- **Directive 1**:
In the listing, echo every line from the one containing "Text: $55,250: $55,250 xyxy=(441,125,489,135)" down to the one containing "Text: $26,667: $26,667 xyxy=(794,125,842,135)", including both of those lines.
___ Passage given ___
I'm trying to read through the book Gödel's proof by Nagel and Newman, and I have some questions about representing primitive recursive truths with Gödel numbering. Specifically, I'm pretty sure I understand that a numerical variable is given its own Gödel number greater than 12. What I don't understand is if/how actual numbers, like 0, s0, ss0, sss0, and so on are represented via Gödel numbering in a formula.

I don't have much of a math background other than a few classes including intro to analysis, discrete structures, linear algebra, and vector calc (did poorly in those about 7-8 years ago). Regardless, the book seems to be written for anyone, regardless of their math background, as long as they bear with the authors as they develop parts of a formal system. Also, apologies for not using Math Jax or whatever is used for formatting. I'll figure it out if I have more posts to make.
___ Data to process ___
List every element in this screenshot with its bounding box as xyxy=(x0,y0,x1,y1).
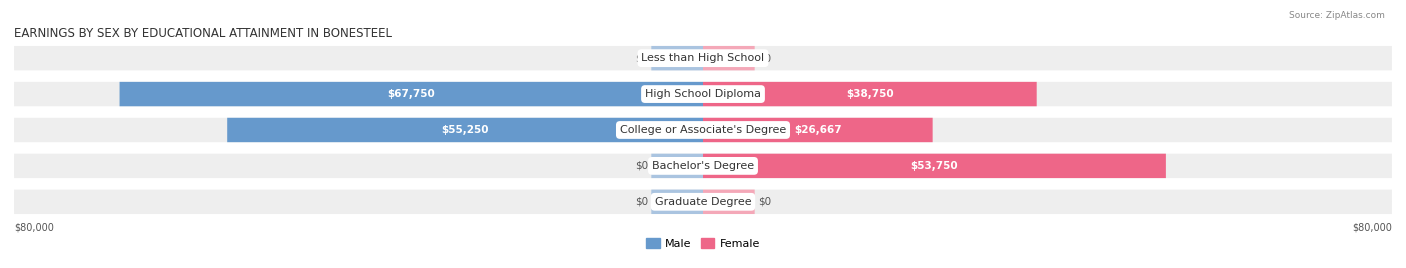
Text: $55,250: $55,250 xyxy=(441,125,489,135)
FancyBboxPatch shape xyxy=(703,82,1036,106)
FancyBboxPatch shape xyxy=(703,189,755,214)
Legend: Male, Female: Male, Female xyxy=(641,234,765,254)
Text: $53,750: $53,750 xyxy=(911,161,959,171)
FancyBboxPatch shape xyxy=(228,118,703,142)
FancyBboxPatch shape xyxy=(14,118,1392,142)
Text: Graduate Degree: Graduate Degree xyxy=(655,197,751,207)
Text: $0: $0 xyxy=(634,197,648,207)
Text: $26,667: $26,667 xyxy=(794,125,842,135)
FancyBboxPatch shape xyxy=(651,189,703,214)
Text: $0: $0 xyxy=(758,53,772,63)
Text: $0: $0 xyxy=(634,53,648,63)
Text: $80,000: $80,000 xyxy=(1353,223,1392,233)
FancyBboxPatch shape xyxy=(14,46,1392,70)
Text: EARNINGS BY SEX BY EDUCATIONAL ATTAINMENT IN BONESTEEL: EARNINGS BY SEX BY EDUCATIONAL ATTAINMEN… xyxy=(14,27,392,40)
FancyBboxPatch shape xyxy=(651,46,703,70)
FancyBboxPatch shape xyxy=(703,46,755,70)
Text: $0: $0 xyxy=(758,197,772,207)
FancyBboxPatch shape xyxy=(703,154,1166,178)
FancyBboxPatch shape xyxy=(120,82,703,106)
Text: $0: $0 xyxy=(634,161,648,171)
Text: High School Diploma: High School Diploma xyxy=(645,89,761,99)
FancyBboxPatch shape xyxy=(14,154,1392,178)
Text: College or Associate's Degree: College or Associate's Degree xyxy=(620,125,786,135)
FancyBboxPatch shape xyxy=(14,82,1392,106)
Text: Less than High School: Less than High School xyxy=(641,53,765,63)
FancyBboxPatch shape xyxy=(14,189,1392,214)
FancyBboxPatch shape xyxy=(703,118,932,142)
Text: Bachelor's Degree: Bachelor's Degree xyxy=(652,161,754,171)
Text: $38,750: $38,750 xyxy=(846,89,894,99)
Text: $67,750: $67,750 xyxy=(388,89,434,99)
FancyBboxPatch shape xyxy=(651,154,703,178)
Text: Source: ZipAtlas.com: Source: ZipAtlas.com xyxy=(1289,11,1385,20)
Text: $80,000: $80,000 xyxy=(14,223,53,233)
___
- **Directive 2**:
In the question about Gödel numbering, rewrite everything from "I don't have" down to "posts to make.", changing "linear algebra" to "statistics".

- **Output 1**:
Text: $55,250: $55,250 xyxy=(441,125,489,135)
FancyBboxPatch shape xyxy=(703,82,1036,106)
FancyBboxPatch shape xyxy=(703,189,755,214)
Legend: Male, Female: Male, Female xyxy=(641,234,765,254)
Text: $53,750: $53,750 xyxy=(911,161,959,171)
FancyBboxPatch shape xyxy=(228,118,703,142)
FancyBboxPatch shape xyxy=(14,118,1392,142)
Text: Graduate Degree: Graduate Degree xyxy=(655,197,751,207)
Text: $0: $0 xyxy=(634,197,648,207)
Text: $26,667: $26,667 xyxy=(794,125,842,135)

- **Output 2**:
I don't have much of a math background other than a few classes including intro to analysis, discrete structures, statistics, and vector calc (did poorly in those about 7-8 years ago). Regardless, the book seems to be written for anyone, regardless of their math background, as long as they bear with the authors as they develop parts of a formal system. Also, apologies for not using Math Jax or whatever is used for formatting. I'll figure it out if I have more posts to make.